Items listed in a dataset
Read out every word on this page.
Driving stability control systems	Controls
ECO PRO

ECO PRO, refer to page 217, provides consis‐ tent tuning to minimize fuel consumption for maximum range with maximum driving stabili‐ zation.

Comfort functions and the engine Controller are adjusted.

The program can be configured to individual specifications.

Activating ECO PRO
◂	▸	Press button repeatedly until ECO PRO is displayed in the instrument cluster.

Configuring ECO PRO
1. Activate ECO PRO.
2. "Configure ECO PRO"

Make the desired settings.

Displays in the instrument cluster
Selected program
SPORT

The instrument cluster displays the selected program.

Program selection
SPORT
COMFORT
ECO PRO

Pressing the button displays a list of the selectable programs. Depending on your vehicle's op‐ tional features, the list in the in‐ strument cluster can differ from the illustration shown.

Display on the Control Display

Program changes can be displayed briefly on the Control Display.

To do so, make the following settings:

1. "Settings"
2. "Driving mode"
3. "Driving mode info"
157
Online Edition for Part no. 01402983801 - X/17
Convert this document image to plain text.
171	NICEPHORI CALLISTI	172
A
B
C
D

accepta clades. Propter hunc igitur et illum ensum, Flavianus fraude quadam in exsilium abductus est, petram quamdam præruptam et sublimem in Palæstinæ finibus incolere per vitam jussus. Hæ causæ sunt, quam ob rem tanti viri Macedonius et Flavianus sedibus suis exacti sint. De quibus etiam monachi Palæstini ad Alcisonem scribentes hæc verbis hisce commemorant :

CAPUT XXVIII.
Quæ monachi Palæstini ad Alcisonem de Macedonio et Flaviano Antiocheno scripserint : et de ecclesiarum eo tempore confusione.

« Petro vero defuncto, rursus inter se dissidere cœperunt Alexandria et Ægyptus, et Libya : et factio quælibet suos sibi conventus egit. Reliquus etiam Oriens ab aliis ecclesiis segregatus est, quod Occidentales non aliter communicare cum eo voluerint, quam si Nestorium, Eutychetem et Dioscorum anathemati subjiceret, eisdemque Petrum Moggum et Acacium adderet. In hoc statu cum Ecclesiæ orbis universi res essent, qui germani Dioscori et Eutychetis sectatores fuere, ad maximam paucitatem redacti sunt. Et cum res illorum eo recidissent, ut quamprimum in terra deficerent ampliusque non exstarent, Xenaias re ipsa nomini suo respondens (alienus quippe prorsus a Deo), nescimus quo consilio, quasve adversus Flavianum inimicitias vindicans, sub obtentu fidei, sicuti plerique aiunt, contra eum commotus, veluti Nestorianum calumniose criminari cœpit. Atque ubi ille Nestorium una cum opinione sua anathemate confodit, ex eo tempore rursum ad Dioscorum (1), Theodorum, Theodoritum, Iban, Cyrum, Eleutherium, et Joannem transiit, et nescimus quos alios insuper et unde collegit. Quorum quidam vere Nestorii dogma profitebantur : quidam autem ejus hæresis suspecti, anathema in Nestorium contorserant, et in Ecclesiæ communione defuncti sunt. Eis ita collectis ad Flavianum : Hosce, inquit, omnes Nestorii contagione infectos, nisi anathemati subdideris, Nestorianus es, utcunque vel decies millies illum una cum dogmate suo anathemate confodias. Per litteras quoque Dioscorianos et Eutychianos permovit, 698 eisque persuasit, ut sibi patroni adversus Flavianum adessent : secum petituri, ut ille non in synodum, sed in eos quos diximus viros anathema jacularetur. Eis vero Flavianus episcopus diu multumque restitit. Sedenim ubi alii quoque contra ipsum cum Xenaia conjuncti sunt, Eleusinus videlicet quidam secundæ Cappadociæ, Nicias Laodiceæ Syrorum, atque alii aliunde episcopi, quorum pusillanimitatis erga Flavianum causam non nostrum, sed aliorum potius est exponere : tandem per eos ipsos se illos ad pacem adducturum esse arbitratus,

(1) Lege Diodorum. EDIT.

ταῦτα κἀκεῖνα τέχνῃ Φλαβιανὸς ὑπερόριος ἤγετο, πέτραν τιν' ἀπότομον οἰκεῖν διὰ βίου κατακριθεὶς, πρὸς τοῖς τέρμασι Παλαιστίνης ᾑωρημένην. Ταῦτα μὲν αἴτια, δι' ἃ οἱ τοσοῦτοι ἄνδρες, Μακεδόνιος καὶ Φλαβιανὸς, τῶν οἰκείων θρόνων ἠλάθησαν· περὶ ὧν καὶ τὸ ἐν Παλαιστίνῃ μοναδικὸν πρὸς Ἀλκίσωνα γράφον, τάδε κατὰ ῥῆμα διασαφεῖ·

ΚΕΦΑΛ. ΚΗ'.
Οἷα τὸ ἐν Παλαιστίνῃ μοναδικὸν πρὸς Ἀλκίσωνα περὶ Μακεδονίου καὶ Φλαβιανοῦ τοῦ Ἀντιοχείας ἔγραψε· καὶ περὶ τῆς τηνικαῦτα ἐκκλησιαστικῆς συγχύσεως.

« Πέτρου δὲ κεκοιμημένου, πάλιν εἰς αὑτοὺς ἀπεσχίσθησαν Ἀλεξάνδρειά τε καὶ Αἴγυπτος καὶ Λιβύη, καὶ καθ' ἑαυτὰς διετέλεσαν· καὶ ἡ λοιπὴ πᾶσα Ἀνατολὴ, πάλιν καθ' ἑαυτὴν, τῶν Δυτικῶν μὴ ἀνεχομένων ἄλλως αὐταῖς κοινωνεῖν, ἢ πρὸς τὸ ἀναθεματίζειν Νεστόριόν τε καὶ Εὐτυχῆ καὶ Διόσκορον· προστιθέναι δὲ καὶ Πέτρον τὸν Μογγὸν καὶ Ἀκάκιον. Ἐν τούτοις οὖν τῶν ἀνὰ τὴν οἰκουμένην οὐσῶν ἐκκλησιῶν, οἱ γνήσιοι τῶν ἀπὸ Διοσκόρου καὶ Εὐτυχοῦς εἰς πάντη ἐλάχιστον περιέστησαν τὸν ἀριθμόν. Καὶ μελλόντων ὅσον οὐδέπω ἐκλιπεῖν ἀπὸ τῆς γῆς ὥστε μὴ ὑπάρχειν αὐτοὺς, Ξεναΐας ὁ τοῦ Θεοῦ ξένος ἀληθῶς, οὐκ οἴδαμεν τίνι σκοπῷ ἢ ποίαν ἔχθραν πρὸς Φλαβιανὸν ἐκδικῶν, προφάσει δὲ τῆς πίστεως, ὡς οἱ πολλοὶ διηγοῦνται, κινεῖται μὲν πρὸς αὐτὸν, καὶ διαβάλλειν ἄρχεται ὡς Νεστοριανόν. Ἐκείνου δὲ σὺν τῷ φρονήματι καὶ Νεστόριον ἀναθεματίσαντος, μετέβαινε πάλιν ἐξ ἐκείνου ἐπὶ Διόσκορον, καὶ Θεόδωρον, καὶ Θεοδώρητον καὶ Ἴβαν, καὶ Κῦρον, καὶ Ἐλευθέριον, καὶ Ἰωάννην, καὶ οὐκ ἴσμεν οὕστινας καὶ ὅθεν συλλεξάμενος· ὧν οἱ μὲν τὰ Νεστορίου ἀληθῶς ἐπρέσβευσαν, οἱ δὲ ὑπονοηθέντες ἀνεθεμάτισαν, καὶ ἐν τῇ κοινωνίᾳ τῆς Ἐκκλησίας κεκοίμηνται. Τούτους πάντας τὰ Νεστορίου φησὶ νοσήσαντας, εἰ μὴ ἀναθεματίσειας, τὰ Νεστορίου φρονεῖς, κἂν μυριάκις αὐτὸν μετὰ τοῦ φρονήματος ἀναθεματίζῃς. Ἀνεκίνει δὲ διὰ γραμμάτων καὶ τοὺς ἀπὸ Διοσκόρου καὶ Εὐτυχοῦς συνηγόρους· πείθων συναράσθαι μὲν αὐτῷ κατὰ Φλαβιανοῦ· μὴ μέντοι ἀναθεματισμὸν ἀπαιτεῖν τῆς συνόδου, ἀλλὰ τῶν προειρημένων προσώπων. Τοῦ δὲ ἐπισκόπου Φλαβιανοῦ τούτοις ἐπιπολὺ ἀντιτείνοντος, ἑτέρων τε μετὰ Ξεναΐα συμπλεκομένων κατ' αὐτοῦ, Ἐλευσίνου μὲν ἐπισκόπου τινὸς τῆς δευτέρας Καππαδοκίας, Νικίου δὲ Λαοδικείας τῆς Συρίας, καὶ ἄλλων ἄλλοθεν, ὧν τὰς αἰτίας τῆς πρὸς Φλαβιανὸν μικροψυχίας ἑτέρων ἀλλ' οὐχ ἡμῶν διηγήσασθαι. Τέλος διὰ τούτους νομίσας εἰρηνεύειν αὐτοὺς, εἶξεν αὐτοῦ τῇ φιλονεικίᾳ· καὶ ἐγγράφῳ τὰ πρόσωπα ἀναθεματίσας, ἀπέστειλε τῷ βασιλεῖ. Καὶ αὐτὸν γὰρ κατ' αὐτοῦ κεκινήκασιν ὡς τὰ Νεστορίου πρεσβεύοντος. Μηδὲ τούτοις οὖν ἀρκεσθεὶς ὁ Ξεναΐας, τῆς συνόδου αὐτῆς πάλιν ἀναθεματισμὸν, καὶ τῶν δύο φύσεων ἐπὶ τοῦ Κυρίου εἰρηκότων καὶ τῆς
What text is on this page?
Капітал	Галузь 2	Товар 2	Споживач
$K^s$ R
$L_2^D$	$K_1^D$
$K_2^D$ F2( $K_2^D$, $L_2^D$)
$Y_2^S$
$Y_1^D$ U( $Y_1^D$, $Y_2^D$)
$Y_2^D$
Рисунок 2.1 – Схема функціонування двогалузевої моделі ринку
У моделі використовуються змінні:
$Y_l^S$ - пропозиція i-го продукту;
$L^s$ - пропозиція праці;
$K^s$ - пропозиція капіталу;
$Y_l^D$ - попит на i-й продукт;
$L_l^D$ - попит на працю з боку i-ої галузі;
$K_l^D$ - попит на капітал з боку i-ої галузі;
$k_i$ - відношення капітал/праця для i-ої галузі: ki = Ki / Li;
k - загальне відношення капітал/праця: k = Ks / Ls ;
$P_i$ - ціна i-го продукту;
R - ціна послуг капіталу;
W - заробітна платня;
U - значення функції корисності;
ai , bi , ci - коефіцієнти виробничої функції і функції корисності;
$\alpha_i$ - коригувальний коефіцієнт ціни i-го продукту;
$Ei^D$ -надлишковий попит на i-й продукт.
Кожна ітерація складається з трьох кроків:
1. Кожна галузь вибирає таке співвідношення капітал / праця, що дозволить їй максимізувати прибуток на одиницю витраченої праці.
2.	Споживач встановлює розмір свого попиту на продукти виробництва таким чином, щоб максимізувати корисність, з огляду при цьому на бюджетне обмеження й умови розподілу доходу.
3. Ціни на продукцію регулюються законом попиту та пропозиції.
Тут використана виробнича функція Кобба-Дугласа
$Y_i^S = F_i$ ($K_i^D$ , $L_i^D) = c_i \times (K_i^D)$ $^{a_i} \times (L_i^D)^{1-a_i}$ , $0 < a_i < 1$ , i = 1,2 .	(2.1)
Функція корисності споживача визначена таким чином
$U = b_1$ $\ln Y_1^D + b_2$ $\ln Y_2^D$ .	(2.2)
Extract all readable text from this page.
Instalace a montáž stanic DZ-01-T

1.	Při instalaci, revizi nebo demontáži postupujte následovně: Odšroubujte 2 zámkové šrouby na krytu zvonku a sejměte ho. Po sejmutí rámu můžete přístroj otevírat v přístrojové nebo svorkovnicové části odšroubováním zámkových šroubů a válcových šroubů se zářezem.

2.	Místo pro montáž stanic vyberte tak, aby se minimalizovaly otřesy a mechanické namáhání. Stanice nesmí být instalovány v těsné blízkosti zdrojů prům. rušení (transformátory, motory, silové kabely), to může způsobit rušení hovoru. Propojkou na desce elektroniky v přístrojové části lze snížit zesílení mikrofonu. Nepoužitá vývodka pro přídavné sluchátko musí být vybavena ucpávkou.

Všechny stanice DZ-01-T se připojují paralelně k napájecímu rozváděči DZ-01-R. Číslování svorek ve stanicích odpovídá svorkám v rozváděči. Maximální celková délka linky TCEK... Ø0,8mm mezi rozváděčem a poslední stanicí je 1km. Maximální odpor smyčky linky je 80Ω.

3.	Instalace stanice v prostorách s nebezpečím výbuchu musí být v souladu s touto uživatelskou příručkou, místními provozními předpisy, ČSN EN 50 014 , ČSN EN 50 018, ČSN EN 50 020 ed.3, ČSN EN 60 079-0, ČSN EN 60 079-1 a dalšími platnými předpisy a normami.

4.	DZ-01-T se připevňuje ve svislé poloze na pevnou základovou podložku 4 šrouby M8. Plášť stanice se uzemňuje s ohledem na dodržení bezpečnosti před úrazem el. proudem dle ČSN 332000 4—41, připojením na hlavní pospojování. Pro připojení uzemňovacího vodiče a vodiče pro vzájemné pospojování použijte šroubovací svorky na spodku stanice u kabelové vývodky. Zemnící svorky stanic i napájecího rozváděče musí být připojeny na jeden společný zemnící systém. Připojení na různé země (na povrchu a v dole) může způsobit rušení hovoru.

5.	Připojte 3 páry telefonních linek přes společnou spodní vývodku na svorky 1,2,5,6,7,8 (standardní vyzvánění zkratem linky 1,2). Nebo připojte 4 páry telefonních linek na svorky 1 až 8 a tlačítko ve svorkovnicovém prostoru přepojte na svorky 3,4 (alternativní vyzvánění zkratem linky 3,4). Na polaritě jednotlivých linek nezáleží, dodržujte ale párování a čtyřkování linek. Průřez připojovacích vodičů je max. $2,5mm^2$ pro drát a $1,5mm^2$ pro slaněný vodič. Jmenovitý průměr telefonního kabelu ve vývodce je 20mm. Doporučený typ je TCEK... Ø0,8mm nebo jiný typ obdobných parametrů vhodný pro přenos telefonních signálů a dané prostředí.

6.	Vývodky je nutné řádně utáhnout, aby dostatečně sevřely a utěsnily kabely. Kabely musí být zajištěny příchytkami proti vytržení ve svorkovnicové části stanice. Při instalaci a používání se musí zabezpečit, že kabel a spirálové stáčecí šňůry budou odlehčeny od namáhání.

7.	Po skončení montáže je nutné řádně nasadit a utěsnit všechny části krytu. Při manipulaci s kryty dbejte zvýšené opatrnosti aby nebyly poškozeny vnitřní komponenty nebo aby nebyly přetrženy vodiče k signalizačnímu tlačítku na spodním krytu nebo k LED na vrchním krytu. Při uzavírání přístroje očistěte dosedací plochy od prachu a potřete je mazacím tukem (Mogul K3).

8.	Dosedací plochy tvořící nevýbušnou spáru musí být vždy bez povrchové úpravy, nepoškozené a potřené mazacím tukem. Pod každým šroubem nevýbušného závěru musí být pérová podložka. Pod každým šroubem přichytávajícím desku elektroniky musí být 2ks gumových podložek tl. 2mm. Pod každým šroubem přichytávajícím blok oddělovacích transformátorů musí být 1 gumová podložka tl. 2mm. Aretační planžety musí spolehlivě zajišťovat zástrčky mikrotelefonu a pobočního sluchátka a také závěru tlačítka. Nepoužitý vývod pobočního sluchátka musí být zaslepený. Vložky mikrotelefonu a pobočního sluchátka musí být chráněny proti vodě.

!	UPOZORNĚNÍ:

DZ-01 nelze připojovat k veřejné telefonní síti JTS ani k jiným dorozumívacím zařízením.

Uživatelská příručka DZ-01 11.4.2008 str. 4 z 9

Given exercise -
Look through the lines above and collect those with the word "капіталу".

Result of the task -
$K^s$ - пропозиція капіталу;
R - ціна послуг капіталу;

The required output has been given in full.